-- THE EXERCISE --
Wherever a line holds the word "JSON", copy that line out.

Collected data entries
* BEGIN *

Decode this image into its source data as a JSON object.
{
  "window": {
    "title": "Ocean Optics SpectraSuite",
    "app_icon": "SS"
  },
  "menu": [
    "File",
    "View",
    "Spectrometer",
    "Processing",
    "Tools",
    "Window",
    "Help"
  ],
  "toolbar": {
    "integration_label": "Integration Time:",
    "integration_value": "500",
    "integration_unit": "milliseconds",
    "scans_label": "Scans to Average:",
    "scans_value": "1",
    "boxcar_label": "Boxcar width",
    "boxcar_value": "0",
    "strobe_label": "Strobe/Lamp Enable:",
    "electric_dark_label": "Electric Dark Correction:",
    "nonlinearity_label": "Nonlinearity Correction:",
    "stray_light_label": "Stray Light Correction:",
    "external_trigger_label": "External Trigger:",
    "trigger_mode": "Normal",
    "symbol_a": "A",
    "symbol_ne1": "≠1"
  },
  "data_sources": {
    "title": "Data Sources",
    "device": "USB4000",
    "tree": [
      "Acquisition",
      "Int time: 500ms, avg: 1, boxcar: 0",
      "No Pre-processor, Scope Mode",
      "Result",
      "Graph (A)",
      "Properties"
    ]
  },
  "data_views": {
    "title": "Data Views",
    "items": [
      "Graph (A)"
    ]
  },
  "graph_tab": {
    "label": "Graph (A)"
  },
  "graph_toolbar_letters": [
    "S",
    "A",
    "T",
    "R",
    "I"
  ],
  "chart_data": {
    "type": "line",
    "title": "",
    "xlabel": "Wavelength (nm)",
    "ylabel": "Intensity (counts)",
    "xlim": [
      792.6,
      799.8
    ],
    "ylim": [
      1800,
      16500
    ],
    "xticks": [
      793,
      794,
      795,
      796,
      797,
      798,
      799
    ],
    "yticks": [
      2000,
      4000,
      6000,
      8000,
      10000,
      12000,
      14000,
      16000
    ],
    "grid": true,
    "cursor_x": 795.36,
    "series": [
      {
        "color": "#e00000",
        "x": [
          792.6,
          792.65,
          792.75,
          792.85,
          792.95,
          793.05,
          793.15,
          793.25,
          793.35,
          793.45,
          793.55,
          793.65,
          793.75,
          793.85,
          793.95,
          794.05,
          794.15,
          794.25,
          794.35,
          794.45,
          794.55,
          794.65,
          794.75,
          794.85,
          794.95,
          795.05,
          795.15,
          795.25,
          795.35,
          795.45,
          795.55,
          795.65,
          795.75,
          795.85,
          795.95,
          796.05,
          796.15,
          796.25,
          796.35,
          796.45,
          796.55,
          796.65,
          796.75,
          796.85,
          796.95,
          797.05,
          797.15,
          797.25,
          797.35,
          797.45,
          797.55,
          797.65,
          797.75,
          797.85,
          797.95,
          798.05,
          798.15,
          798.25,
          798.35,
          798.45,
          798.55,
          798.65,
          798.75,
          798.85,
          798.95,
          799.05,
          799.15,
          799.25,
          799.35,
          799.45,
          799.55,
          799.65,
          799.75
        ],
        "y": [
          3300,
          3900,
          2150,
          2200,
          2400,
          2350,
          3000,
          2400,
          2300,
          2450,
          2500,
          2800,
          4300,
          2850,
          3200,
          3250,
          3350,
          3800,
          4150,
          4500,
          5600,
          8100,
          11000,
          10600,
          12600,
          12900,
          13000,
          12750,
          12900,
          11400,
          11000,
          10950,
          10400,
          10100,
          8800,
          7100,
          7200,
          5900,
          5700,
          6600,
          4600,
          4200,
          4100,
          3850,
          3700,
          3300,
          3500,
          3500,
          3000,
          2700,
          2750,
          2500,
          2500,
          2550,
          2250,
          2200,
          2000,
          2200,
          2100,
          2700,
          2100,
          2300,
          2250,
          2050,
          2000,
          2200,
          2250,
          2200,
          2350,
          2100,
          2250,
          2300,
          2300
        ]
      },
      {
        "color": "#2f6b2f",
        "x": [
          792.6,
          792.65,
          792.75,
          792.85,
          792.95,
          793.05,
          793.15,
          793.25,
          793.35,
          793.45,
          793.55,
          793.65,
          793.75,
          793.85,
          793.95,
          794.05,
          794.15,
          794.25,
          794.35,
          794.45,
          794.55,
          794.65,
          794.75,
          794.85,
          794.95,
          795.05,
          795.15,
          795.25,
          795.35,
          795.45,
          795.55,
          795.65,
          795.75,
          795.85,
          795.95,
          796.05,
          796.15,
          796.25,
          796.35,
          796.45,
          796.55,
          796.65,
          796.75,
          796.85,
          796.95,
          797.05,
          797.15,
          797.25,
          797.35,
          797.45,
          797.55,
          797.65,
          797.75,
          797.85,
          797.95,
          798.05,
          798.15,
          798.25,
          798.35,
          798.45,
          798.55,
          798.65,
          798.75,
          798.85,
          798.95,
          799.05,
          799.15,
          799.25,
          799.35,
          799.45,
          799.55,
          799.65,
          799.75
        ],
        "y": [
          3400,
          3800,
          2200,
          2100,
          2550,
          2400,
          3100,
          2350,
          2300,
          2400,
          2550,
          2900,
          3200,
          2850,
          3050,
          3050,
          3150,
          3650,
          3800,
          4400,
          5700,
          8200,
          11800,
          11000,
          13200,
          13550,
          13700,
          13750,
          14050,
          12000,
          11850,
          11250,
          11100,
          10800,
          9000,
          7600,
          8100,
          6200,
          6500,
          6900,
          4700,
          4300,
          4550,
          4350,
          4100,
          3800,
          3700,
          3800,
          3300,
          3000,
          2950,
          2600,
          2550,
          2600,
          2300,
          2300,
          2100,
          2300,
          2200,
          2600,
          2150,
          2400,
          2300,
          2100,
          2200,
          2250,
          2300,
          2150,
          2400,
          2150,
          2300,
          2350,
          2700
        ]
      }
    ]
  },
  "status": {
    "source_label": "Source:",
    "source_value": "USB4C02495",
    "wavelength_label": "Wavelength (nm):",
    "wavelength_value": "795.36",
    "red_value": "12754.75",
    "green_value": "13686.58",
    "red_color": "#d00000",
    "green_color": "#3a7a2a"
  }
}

* END *
* BEGIN *

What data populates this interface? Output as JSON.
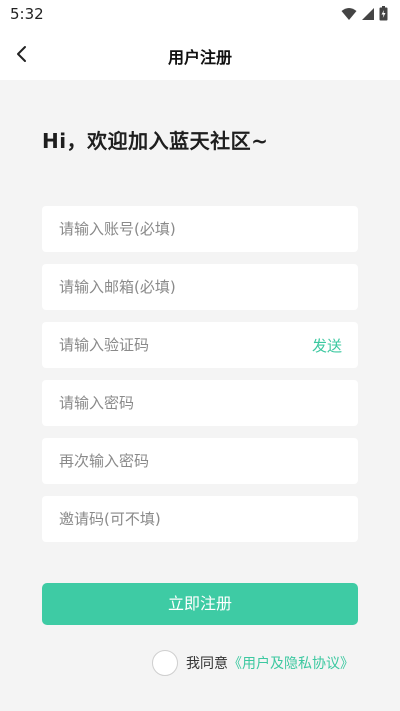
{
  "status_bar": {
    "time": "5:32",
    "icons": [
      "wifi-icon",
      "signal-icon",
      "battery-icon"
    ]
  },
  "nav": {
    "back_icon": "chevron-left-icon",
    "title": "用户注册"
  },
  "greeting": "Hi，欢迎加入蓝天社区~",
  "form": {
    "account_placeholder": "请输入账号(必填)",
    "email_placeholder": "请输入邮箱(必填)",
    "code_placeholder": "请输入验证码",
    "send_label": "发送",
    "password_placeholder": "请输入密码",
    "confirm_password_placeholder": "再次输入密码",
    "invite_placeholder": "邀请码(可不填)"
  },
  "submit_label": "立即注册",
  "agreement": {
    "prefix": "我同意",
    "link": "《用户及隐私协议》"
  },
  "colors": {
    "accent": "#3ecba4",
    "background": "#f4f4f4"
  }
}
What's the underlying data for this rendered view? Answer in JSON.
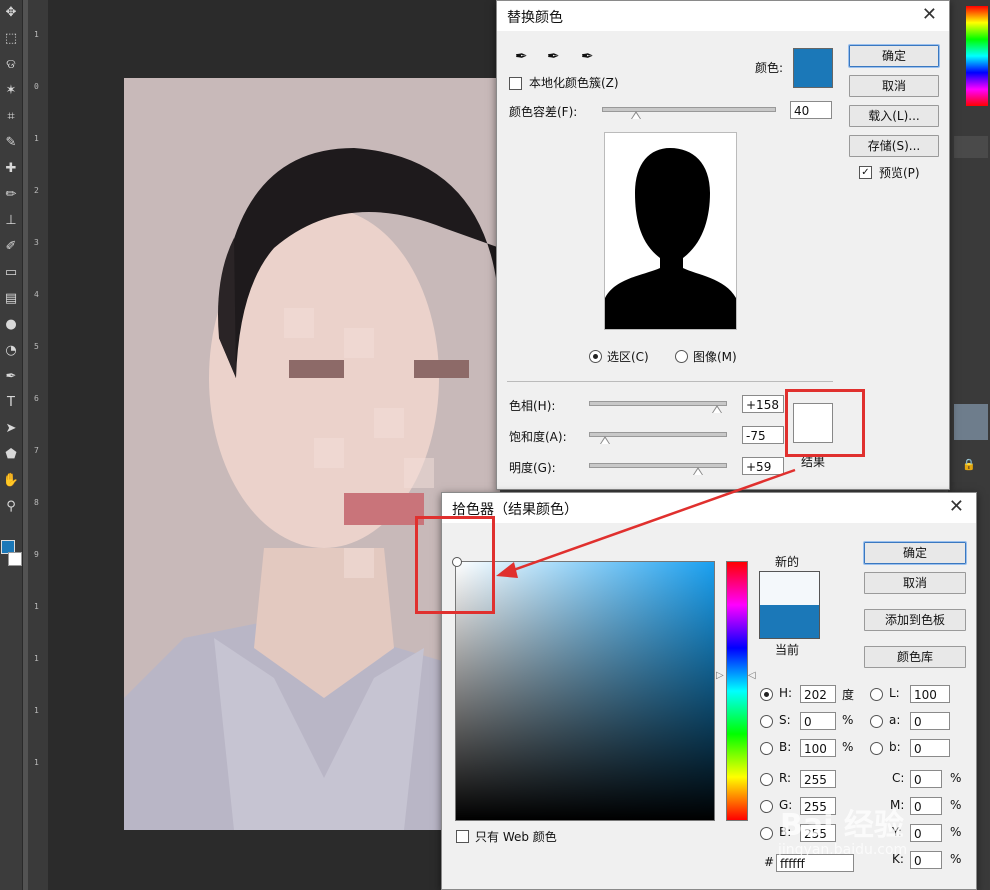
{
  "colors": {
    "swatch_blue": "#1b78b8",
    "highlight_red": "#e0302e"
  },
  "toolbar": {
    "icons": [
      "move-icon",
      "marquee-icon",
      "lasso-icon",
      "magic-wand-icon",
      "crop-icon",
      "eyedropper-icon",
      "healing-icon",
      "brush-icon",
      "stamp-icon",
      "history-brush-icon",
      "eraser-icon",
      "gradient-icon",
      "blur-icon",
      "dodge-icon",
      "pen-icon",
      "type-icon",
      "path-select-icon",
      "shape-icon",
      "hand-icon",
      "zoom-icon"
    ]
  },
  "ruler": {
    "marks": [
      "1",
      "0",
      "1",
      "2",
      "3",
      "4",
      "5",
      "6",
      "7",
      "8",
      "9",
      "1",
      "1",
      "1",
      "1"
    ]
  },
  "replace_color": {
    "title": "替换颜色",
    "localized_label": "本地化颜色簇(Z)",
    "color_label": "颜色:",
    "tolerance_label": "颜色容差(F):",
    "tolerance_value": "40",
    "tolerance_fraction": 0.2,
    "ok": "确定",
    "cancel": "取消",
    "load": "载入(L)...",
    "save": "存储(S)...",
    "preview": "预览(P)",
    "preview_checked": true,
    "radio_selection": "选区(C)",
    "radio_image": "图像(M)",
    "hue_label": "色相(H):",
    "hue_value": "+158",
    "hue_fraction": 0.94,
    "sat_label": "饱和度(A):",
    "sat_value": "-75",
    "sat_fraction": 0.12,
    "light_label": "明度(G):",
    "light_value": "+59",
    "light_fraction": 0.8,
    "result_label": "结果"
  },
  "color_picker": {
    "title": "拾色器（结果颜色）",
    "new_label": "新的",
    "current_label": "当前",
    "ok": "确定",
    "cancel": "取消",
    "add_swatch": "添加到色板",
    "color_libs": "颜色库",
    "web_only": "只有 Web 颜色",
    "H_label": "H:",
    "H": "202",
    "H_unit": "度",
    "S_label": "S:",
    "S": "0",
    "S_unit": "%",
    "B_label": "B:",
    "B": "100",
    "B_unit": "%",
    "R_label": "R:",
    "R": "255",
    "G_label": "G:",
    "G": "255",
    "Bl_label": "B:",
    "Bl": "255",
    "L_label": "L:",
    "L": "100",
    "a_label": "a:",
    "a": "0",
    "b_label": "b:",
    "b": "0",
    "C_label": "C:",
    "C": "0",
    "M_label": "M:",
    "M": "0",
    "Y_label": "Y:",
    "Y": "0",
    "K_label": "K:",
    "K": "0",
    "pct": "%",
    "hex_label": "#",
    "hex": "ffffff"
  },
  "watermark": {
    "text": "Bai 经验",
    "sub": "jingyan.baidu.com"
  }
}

* END *

-- FINAL ANSWER --
Decode this image into its source data as a JSON object.
What data populates this interface? Output as JSON.
What's the underlying data for this rendered view? Answer in JSON.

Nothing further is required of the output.